From October to December Mitchell has three pieces in Primavera at Sydney’s newly renovated Museum of Contemporary Art. Beneath she explains her ideas, art dreams and how lucky she feels to be a part of Primavera’s 21st year.

“I had one of those really amazing, sassy art teachers at high school. She was quite into conceptual art and I remember clearly an assignment in year ten where we had to do a project on what is beauty. It was the first time I had ever seen anything by Marina and Ulay Abramović. Marina is the grandmother of performance art (she’s the woman who sat at the MOMA every day recently and people would go and sit opposite her).
Endurance performance or durational works are ways of exploring the boundaries of yourself. Their defining boundaries are determined by an action, or something you do until it can no longer be done. The work of Marina and Ulay’s that I first saw was them sitting back-to-back with their long hair plaited together. It was an endurance work where it just falls apart over time. You know those works that have a capacity to shift your perspective and make you feel really excited about the world? That was it.

[My work] is definitely a hark back to childhood elements of fantasy and naiveté where the impossible is possible. At a young age you don’t really have any concept of ‘no, you can’t do that’, in your mind you can just do anything. [I’m] probably wanting to live out impossible-made-possible type scenarios. It’s almost to go behind the face of something, to get inside it, to know it.

For example, some works are like blockbuster stunts, like in Indiana Jones where he walks across a bridge and chops it in half. I always want to do that. The whole journey of building a bridge and walking out and chopping it in half and the falling short of the epic money shot (as I’m only falling thirty centimetres into the water and instead of five hundred metres).

I’m attracted to those kind of things, cartoons and that sort of slapstick sensibility that comes from popular culture. They’re all things we’re familiar with and there’s always something conceptually rigorous going on underneath it, but on the surface it’s just so funny.

I’ve done a lot of martial arts since I was sixteen and I have this extreme interest in the capabilities and the capacity of the body. [Just like martial arts, art] is like getting into the zone. You are so aware, there is nothing else in your mind, it’s quite meditative. I’m one hundred percent in that place, in that moment. I’m not thinking about where I was before or what I’m doing later, in fact I’m not thinking about anything at all. I guess a lot of work that I do is like that.

For example, Being Punctual (2010), is where I’m swinging on a chandelier and it is projected onto a second story window. You may be walking down the street and you look up and think ‘Did I just see that person?’. In that instant you’re just present, you’re not thinking about where you were or where you’re going. I like that ability to bring people into the present moment. Then I like that you may go home and tell your partner or tell your friend or someone in the shop ‘I’m sure I saw a girl swinging on a chandelier tonight’. That in itself is also the artwork. The ability to generate a tall tale and have that spread means as much to me as the actual projection or the video or performance. I really like artworks that rearrange the furniture in your mind.

* **Record set**
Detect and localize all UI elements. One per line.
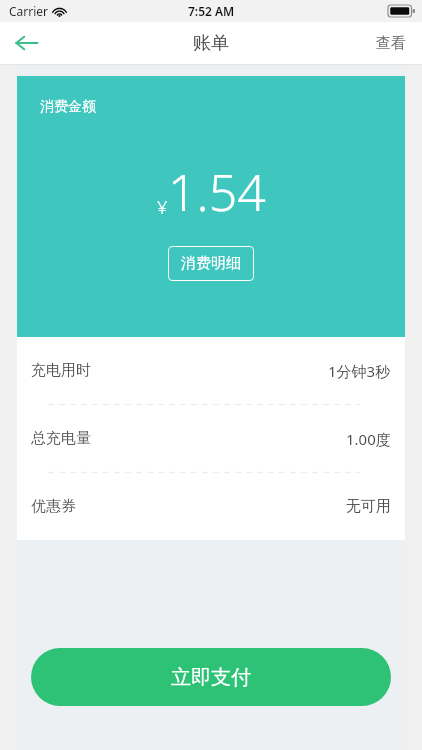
staticText: 消费明细 bbox=[181, 254, 241, 273]
button[interactable]: 充电用时 bbox=[17, 337, 405, 404]
staticText: 1.54 bbox=[168, 158, 266, 226]
staticText: 1.00度 bbox=[346, 429, 391, 449]
staticText: Carrier bbox=[9, 3, 49, 19]
staticText: 1分钟3秒 bbox=[328, 361, 391, 381]
staticText: 优惠券 bbox=[31, 497, 76, 516]
staticText: 充电用时 bbox=[31, 361, 91, 380]
button[interactable]: 查看 bbox=[360, 22, 422, 64]
staticText: 7:52 AM bbox=[188, 3, 235, 19]
button[interactable]: 消费明细 bbox=[168, 246, 254, 281]
button[interactable]: 总充电量 bbox=[17, 405, 405, 472]
staticText: 账单 bbox=[193, 32, 229, 55]
button[interactable]: Back bbox=[0, 22, 52, 64]
staticText: 无可用 bbox=[346, 497, 391, 516]
staticText: 总充电量 bbox=[31, 429, 91, 448]
staticText: 立即支付 bbox=[171, 665, 251, 690]
staticText: 查看 bbox=[376, 34, 406, 53]
button[interactable]: 立即支付 bbox=[31, 648, 391, 706]
button[interactable]: 优惠券 bbox=[17, 473, 405, 540]
staticText: ¥ bbox=[157, 195, 168, 220]
staticText: 消费金额 bbox=[40, 98, 96, 116]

* **Your goal**
Transcribe the stretch of the interview with Mitchell from "From October to" through "sit opposite her).". The material stands apart from the interview with Mitchell.

* **Output for this task**
From October to December Mitchell has three pieces in Primavera at Sydney’s newly renovated Museum of Contemporary Art. Beneath she explains her ideas, art dreams and how lucky she feels to be a part of Primavera’s 21st year.

“I had one of those really amazing, sassy art teachers at high school. She was quite into conceptual art and I remember clearly an assignment in year ten where we had to do a project on what is beauty. It was the first time I had ever seen anything by Marina and Ulay Abramović. Marina is the grandmother of performance art (she’s the woman who sat at the MOMA every day recently and people would go and sit opposite her).